**Extracts from a graphics dataset:**
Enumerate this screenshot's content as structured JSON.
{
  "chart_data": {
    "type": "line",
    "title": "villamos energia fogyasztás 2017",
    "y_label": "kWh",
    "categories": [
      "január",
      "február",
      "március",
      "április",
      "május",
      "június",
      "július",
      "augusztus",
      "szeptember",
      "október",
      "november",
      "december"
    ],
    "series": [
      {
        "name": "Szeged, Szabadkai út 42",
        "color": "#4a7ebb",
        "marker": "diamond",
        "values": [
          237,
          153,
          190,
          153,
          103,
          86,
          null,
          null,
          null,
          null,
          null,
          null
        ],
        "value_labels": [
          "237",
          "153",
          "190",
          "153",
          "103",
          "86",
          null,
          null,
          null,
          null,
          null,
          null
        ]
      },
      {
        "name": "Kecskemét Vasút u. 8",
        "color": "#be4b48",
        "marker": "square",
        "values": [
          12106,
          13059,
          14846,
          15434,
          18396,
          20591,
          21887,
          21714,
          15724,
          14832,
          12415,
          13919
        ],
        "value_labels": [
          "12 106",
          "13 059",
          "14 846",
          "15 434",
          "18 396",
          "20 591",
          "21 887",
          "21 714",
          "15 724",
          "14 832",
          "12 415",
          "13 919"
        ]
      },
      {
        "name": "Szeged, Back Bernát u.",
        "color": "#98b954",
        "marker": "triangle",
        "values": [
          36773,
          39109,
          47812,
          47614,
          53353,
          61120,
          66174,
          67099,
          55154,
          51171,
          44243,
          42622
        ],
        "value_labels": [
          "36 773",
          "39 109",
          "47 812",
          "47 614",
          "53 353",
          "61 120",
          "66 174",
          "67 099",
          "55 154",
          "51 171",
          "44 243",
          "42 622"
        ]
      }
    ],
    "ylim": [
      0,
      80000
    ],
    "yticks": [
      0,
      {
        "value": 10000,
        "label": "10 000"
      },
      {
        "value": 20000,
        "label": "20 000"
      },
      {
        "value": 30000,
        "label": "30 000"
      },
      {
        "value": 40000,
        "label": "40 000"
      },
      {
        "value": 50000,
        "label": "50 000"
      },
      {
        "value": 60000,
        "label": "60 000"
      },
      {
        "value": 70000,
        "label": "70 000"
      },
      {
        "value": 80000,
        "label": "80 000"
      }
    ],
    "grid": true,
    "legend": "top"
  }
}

**Goal of the exercise:**
Each line that has the word "Szeged" should be copied.

**Response to this task:**
        "name": "Szeged, Szabadkai út 42",
        "name": "Szeged, Back Bernát u.",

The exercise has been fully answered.